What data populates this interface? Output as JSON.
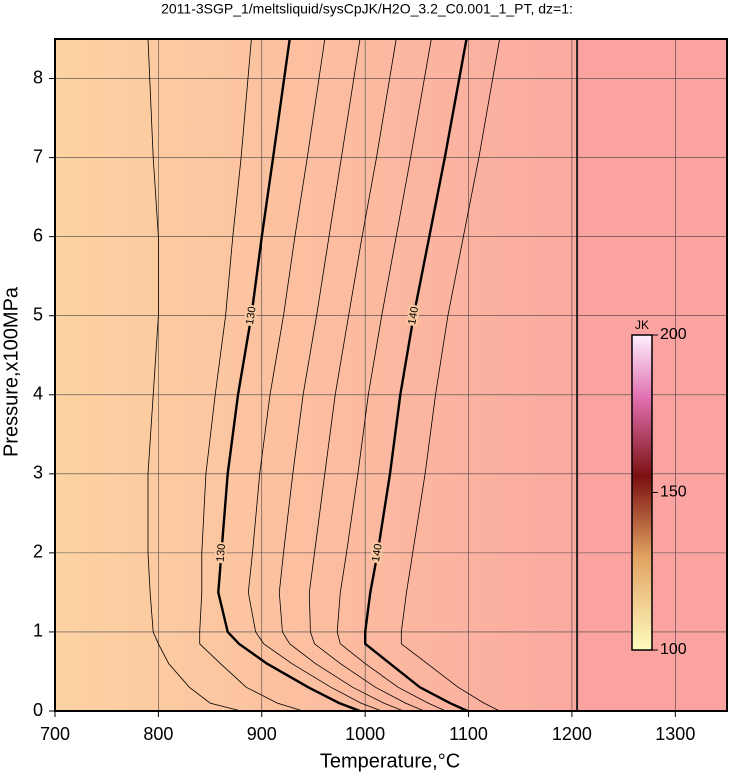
{
  "chart_data": {
    "type": "contour",
    "title": "2011-3SGP_1/meltsliquid/sysCpJK/H2O_3.2_C0.001_1_PT, dz=1:",
    "xlabel": "Temperature,°C",
    "ylabel": "Pressure,x100MPa",
    "xlim": [
      700,
      1350
    ],
    "ylim": [
      0,
      8.5
    ],
    "xticks": [
      700,
      800,
      900,
      1000,
      1100,
      1200,
      1300
    ],
    "yticks": [
      0,
      1,
      2,
      3,
      4,
      5,
      6,
      7,
      8
    ],
    "grid": true,
    "boundary_x": 1205,
    "contours": [
      {
        "level": 125,
        "bold": false,
        "y": [
          8.5,
          7,
          6,
          5,
          4,
          3,
          2,
          1.5,
          1,
          0.85,
          0.6,
          0.3,
          0.1,
          0
        ],
        "x": [
          790,
          795,
          800,
          800,
          795,
          790,
          790,
          792,
          795,
          800,
          810,
          830,
          850,
          880
        ]
      },
      {
        "level": 128,
        "bold": false,
        "y": [
          8.5,
          7,
          6,
          5,
          4,
          3,
          2,
          1.5,
          1,
          0.85,
          0.6,
          0.3,
          0.1,
          0
        ],
        "x": [
          890,
          880,
          872,
          865,
          855,
          846,
          842,
          842,
          840,
          840,
          860,
          885,
          915,
          940
        ]
      },
      {
        "level": 130,
        "bold": true,
        "label": "130",
        "y": [
          8.5,
          7,
          6,
          5,
          4,
          3,
          2,
          1.5,
          1,
          0.85,
          0.6,
          0.3,
          0.1,
          0
        ],
        "x": [
          927,
          911,
          900,
          890,
          877,
          867,
          861,
          858,
          867,
          878,
          905,
          945,
          975,
          995
        ]
      },
      {
        "level": 132,
        "bold": false,
        "y": [
          8.5,
          7,
          6,
          5,
          4,
          3,
          2,
          1.5,
          1,
          0.85,
          0.6,
          0.3,
          0.1,
          0
        ],
        "x": [
          961,
          944,
          932,
          921,
          908,
          898,
          891,
          887,
          894,
          902,
          929,
          967,
          996,
          1016
        ]
      },
      {
        "level": 134,
        "bold": false,
        "y": [
          8.5,
          7,
          6,
          5,
          4,
          3,
          2,
          1.5,
          1,
          0.85,
          0.6,
          0.3,
          0.1,
          0
        ],
        "x": [
          995,
          977,
          965,
          953,
          940,
          930,
          921,
          917,
          920,
          927,
          952,
          988,
          1018,
          1037
        ]
      },
      {
        "level": 136,
        "bold": false,
        "y": [
          8.5,
          7,
          6,
          5,
          4,
          3,
          2,
          1.5,
          1,
          0.85,
          0.6,
          0.3,
          0.1,
          0
        ],
        "x": [
          1030,
          1011,
          997,
          984,
          971,
          961,
          951,
          946,
          947,
          951,
          976,
          1010,
          1039,
          1057
        ]
      },
      {
        "level": 138,
        "bold": false,
        "y": [
          8.5,
          7,
          6,
          5,
          4,
          3,
          2,
          1.5,
          1,
          0.85,
          0.6,
          0.3,
          0.1,
          0
        ],
        "x": [
          1064,
          1044,
          1030,
          1016,
          1003,
          993,
          982,
          976,
          973,
          976,
          1000,
          1032,
          1061,
          1078
        ]
      },
      {
        "level": 140,
        "bold": true,
        "label": "140",
        "y": [
          8.5,
          7,
          6,
          5,
          4,
          3,
          2,
          1.5,
          1,
          0.85,
          0.6,
          0.3,
          0.1,
          0
        ],
        "x": [
          1098,
          1077,
          1062,
          1047,
          1034,
          1024,
          1012,
          1005,
          1000,
          1000,
          1024,
          1053,
          1082,
          1099
        ]
      },
      {
        "level": 142,
        "bold": false,
        "y": [
          8.5,
          7,
          6,
          5,
          4,
          3,
          2,
          1.5,
          1,
          0.85,
          0.6,
          0.3,
          0.1,
          0
        ],
        "x": [
          1130,
          1110,
          1095,
          1080,
          1068,
          1058,
          1046,
          1040,
          1035,
          1035,
          1060,
          1090,
          1115,
          1130
        ]
      }
    ],
    "colorbar": {
      "label": "JK",
      "lim": [
        100,
        200
      ],
      "ticks": [
        100,
        150,
        200
      ]
    }
  }
}
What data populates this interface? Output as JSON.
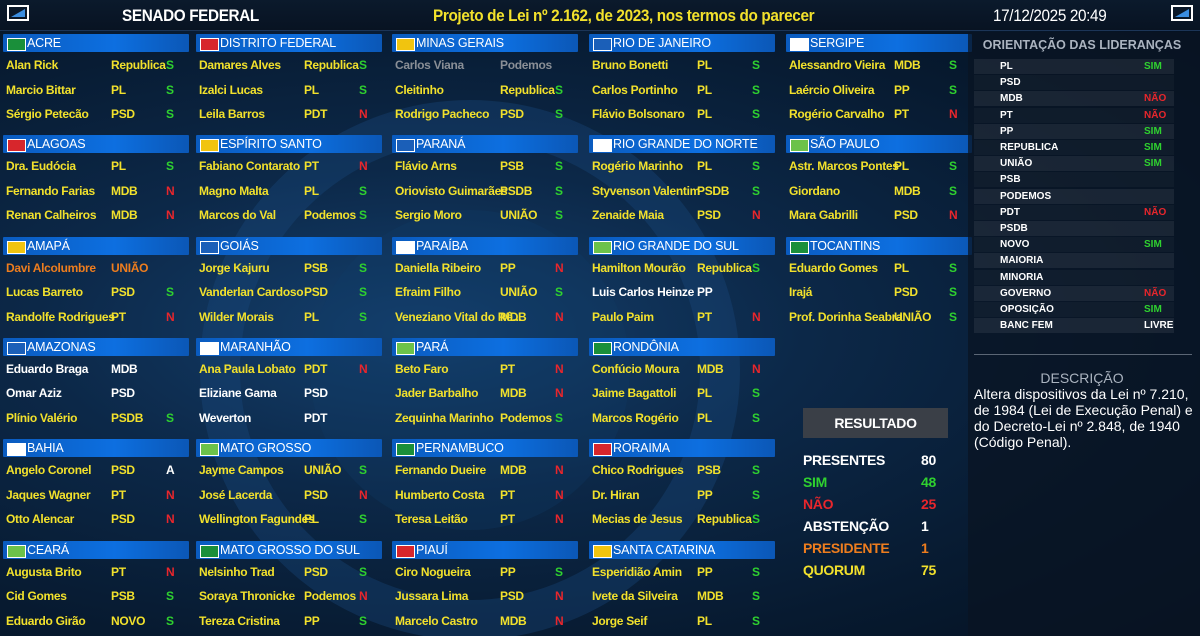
{
  "header": {
    "title": "SENADO FEDERAL",
    "subject": "Projeto de Lei nº 2.162, de 2023, nos termos do parecer",
    "datetime": "17/12/2025 20:49"
  },
  "settings": {
    "name_color": "#f2e12c",
    "name_color_no_vote": "#ffffff",
    "vote_colors": {
      "S": "#2fd12f",
      "N": "#e8262c",
      "A": "#ffffff",
      "SIM": "#2fd12f",
      "NÃO": "#e8262c",
      "LIVRE": "#ffffff"
    }
  },
  "columns": [
    [
      {
        "state": "ACRE",
        "senators": [
          {
            "name": "Alan Rick",
            "party": "Republica",
            "vote": "S"
          },
          {
            "name": "Marcio Bittar",
            "party": "PL",
            "vote": "S"
          },
          {
            "name": "Sérgio Petecão",
            "party": "PSD",
            "vote": "S"
          }
        ]
      },
      {
        "state": "ALAGOAS",
        "senators": [
          {
            "name": "Dra. Eudócia",
            "party": "PL",
            "vote": "S"
          },
          {
            "name": "Fernando Farias",
            "party": "MDB",
            "vote": "N"
          },
          {
            "name": "Renan Calheiros",
            "party": "MDB",
            "vote": "N"
          }
        ]
      },
      {
        "state": "AMAPÁ",
        "senators": [
          {
            "name": "Davi Alcolumbre",
            "party": "UNIÃO",
            "color": "#ee7d1e"
          },
          {
            "name": "Lucas Barreto",
            "party": "PSD",
            "vote": "S"
          },
          {
            "name": "Randolfe Rodrigues",
            "party": "PT",
            "vote": "N"
          }
        ]
      },
      {
        "state": "AMAZONAS",
        "senators": [
          {
            "name": "Eduardo Braga",
            "party": "MDB"
          },
          {
            "name": "Omar Aziz",
            "party": "PSD"
          },
          {
            "name": "Plínio Valério",
            "party": "PSDB",
            "vote": "S"
          }
        ]
      },
      {
        "state": "BAHIA",
        "senators": [
          {
            "name": "Angelo Coronel",
            "party": "PSD",
            "vote": "A"
          },
          {
            "name": "Jaques Wagner",
            "party": "PT",
            "vote": "N"
          },
          {
            "name": "Otto Alencar",
            "party": "PSD",
            "vote": "N"
          }
        ]
      },
      {
        "state": "CEARÁ",
        "senators": [
          {
            "name": "Augusta Brito",
            "party": "PT",
            "vote": "N"
          },
          {
            "name": "Cid Gomes",
            "party": "PSB",
            "vote": "S"
          },
          {
            "name": "Eduardo Girão",
            "party": "NOVO",
            "vote": "S"
          }
        ]
      }
    ],
    [
      {
        "state": "DISTRITO FEDERAL",
        "senators": [
          {
            "name": "Damares Alves",
            "party": "Republica",
            "vote": "S"
          },
          {
            "name": "Izalci Lucas",
            "party": "PL",
            "vote": "S"
          },
          {
            "name": "Leila Barros",
            "party": "PDT",
            "vote": "N"
          }
        ]
      },
      {
        "state": "ESPÍRITO SANTO",
        "senators": [
          {
            "name": "Fabiano Contarato",
            "party": "PT",
            "vote": "N"
          },
          {
            "name": "Magno Malta",
            "party": "PL",
            "vote": "S"
          },
          {
            "name": "Marcos do Val",
            "party": "Podemos",
            "vote": "S"
          }
        ]
      },
      {
        "state": "GOIÁS",
        "senators": [
          {
            "name": "Jorge Kajuru",
            "party": "PSB",
            "vote": "S"
          },
          {
            "name": "Vanderlan Cardoso",
            "party": "PSD",
            "vote": "S"
          },
          {
            "name": "Wilder Morais",
            "party": "PL",
            "vote": "S"
          }
        ]
      },
      {
        "state": "MARANHÃO",
        "senators": [
          {
            "name": "Ana Paula Lobato",
            "party": "PDT",
            "vote": "N"
          },
          {
            "name": "Eliziane Gama",
            "party": "PSD"
          },
          {
            "name": "Weverton",
            "party": "PDT"
          }
        ]
      },
      {
        "state": "MATO GROSSO",
        "senators": [
          {
            "name": "Jayme Campos",
            "party": "UNIÃO",
            "vote": "S"
          },
          {
            "name": "José Lacerda",
            "party": "PSD",
            "vote": "N"
          },
          {
            "name": "Wellington Fagundes",
            "party": "PL",
            "vote": "S"
          }
        ]
      },
      {
        "state": "MATO GROSSO DO SUL",
        "senators": [
          {
            "name": "Nelsinho Trad",
            "party": "PSD",
            "vote": "S"
          },
          {
            "name": "Soraya Thronicke",
            "party": "Podemos",
            "vote": "N"
          },
          {
            "name": "Tereza Cristina",
            "party": "PP",
            "vote": "S"
          }
        ]
      }
    ],
    [
      {
        "state": "MINAS GERAIS",
        "senators": [
          {
            "name": "Carlos Viana",
            "party": "Podemos",
            "color": "#8a8f96"
          },
          {
            "name": "Cleitinho",
            "party": "Republica",
            "vote": "S"
          },
          {
            "name": "Rodrigo Pacheco",
            "party": "PSD",
            "vote": "S"
          }
        ]
      },
      {
        "state": "PARANÁ",
        "senators": [
          {
            "name": "Flávio Arns",
            "party": "PSB",
            "vote": "S"
          },
          {
            "name": "Oriovisto Guimarães",
            "party": "PSDB",
            "vote": "S"
          },
          {
            "name": "Sergio Moro",
            "party": "UNIÃO",
            "vote": "S"
          }
        ]
      },
      {
        "state": "PARAÍBA",
        "senators": [
          {
            "name": "Daniella Ribeiro",
            "party": "PP",
            "vote": "N"
          },
          {
            "name": "Efraim Filho",
            "party": "UNIÃO",
            "vote": "S"
          },
          {
            "name": "Veneziano Vital do Rê...",
            "party": "MDB",
            "vote": "N"
          }
        ]
      },
      {
        "state": "PARÁ",
        "senators": [
          {
            "name": "Beto Faro",
            "party": "PT",
            "vote": "N"
          },
          {
            "name": "Jader Barbalho",
            "party": "MDB",
            "vote": "N"
          },
          {
            "name": "Zequinha Marinho",
            "party": "Podemos",
            "vote": "S"
          }
        ]
      },
      {
        "state": "PERNAMBUCO",
        "senators": [
          {
            "name": "Fernando Dueire",
            "party": "MDB",
            "vote": "N"
          },
          {
            "name": "Humberto Costa",
            "party": "PT",
            "vote": "N"
          },
          {
            "name": "Teresa Leitão",
            "party": "PT",
            "vote": "N"
          }
        ]
      },
      {
        "state": "PIAUÍ",
        "senators": [
          {
            "name": "Ciro Nogueira",
            "party": "PP",
            "vote": "S"
          },
          {
            "name": "Jussara Lima",
            "party": "PSD",
            "vote": "N"
          },
          {
            "name": "Marcelo Castro",
            "party": "MDB",
            "vote": "N"
          }
        ]
      }
    ],
    [
      {
        "state": "RIO DE JANEIRO",
        "senators": [
          {
            "name": "Bruno Bonetti",
            "party": "PL",
            "vote": "S"
          },
          {
            "name": "Carlos Portinho",
            "party": "PL",
            "vote": "S"
          },
          {
            "name": "Flávio Bolsonaro",
            "party": "PL",
            "vote": "S"
          }
        ]
      },
      {
        "state": "RIO GRANDE DO NORTE",
        "senators": [
          {
            "name": "Rogério Marinho",
            "party": "PL",
            "vote": "S"
          },
          {
            "name": "Styvenson Valentim",
            "party": "PSDB",
            "vote": "S"
          },
          {
            "name": "Zenaide Maia",
            "party": "PSD",
            "vote": "N"
          }
        ]
      },
      {
        "state": "RIO GRANDE DO SUL",
        "senators": [
          {
            "name": "Hamilton Mourão",
            "party": "Republica",
            "vote": "S"
          },
          {
            "name": "Luis Carlos Heinze",
            "party": "PP"
          },
          {
            "name": "Paulo Paim",
            "party": "PT",
            "vote": "N"
          }
        ]
      },
      {
        "state": "RONDÔNIA",
        "senators": [
          {
            "name": "Confúcio Moura",
            "party": "MDB",
            "vote": "N"
          },
          {
            "name": "Jaime Bagattoli",
            "party": "PL",
            "vote": "S"
          },
          {
            "name": "Marcos Rogério",
            "party": "PL",
            "vote": "S"
          }
        ]
      },
      {
        "state": "RORAIMA",
        "senators": [
          {
            "name": "Chico Rodrigues",
            "party": "PSB",
            "vote": "S"
          },
          {
            "name": "Dr. Hiran",
            "party": "PP",
            "vote": "S"
          },
          {
            "name": "Mecias de Jesus",
            "party": "Republica",
            "vote": "S"
          }
        ]
      },
      {
        "state": "SANTA CATARINA",
        "senators": [
          {
            "name": "Esperidião Amin",
            "party": "PP",
            "vote": "S"
          },
          {
            "name": "Ivete da Silveira",
            "party": "MDB",
            "vote": "S"
          },
          {
            "name": "Jorge Seif",
            "party": "PL",
            "vote": "S"
          }
        ]
      }
    ],
    [
      {
        "state": "SERGIPE",
        "senators": [
          {
            "name": "Alessandro Vieira",
            "party": "MDB",
            "vote": "S"
          },
          {
            "name": "Laércio Oliveira",
            "party": "PP",
            "vote": "S"
          },
          {
            "name": "Rogério Carvalho",
            "party": "PT",
            "vote": "N"
          }
        ]
      },
      {
        "state": "SÃO PAULO",
        "senators": [
          {
            "name": "Astr. Marcos Pontes",
            "party": "PL",
            "vote": "S"
          },
          {
            "name": "Giordano",
            "party": "MDB",
            "vote": "S"
          },
          {
            "name": "Mara Gabrilli",
            "party": "PSD",
            "vote": "N"
          }
        ]
      },
      {
        "state": "TOCANTINS",
        "senators": [
          {
            "name": "Eduardo Gomes",
            "party": "PL",
            "vote": "S"
          },
          {
            "name": "Irajá",
            "party": "PSD",
            "vote": "S"
          },
          {
            "name": "Prof. Dorinha Seabra",
            "party": "UNIÃO",
            "vote": "S"
          }
        ]
      }
    ]
  ],
  "result": {
    "title": "RESULTADO",
    "rows": [
      {
        "label": "PRESENTES",
        "value": 80,
        "color": "#ffffff"
      },
      {
        "label": "SIM",
        "value": 48,
        "color": "#2fd12f"
      },
      {
        "label": "NÃO",
        "value": 25,
        "color": "#e8262c"
      },
      {
        "label": "ABSTENÇÃO",
        "value": 1,
        "color": "#ffffff"
      },
      {
        "label": "PRESIDENTE",
        "value": 1,
        "color": "#ee7d1e"
      },
      {
        "label": "QUORUM",
        "value": 75,
        "color": "#f2e12c"
      }
    ]
  },
  "orientation": {
    "title": "ORIENTAÇÃO DAS LIDERANÇAS",
    "rows": [
      {
        "party": "PL",
        "vote": "SIM"
      },
      {
        "party": "PSD"
      },
      {
        "party": "MDB",
        "vote": "NÃO"
      },
      {
        "party": "PT",
        "vote": "NÃO"
      },
      {
        "party": "PP",
        "vote": "SIM"
      },
      {
        "party": "REPUBLICA",
        "vote": "SIM"
      },
      {
        "party": "UNIÃO",
        "vote": "SIM"
      },
      {
        "party": "PSB"
      },
      {
        "party": "PODEMOS"
      },
      {
        "party": "PDT",
        "vote": "NÃO"
      },
      {
        "party": "PSDB"
      },
      {
        "party": "NOVO",
        "vote": "SIM"
      },
      {
        "party": "MAIORIA"
      },
      {
        "party": "MINORIA"
      },
      {
        "party": "GOVERNO",
        "vote": "NÃO"
      },
      {
        "party": "OPOSIÇÃO",
        "vote": "SIM"
      },
      {
        "party": "BANC FEM",
        "vote": "LIVRE"
      }
    ]
  },
  "description": {
    "title": "DESCRIÇÃO",
    "text": "Altera dispositivos da Lei nº 7.210, de 1984 (Lei de Execução Penal) e do Decreto-Lei nº 2.848, de 1940 (Código Penal)."
  }
}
⁂
For each line in the data above that contains the string "Marinho", extract the line.

» **The reply**
            "name": "Zequinha Marinho",
            "name": "Rogério Marinho",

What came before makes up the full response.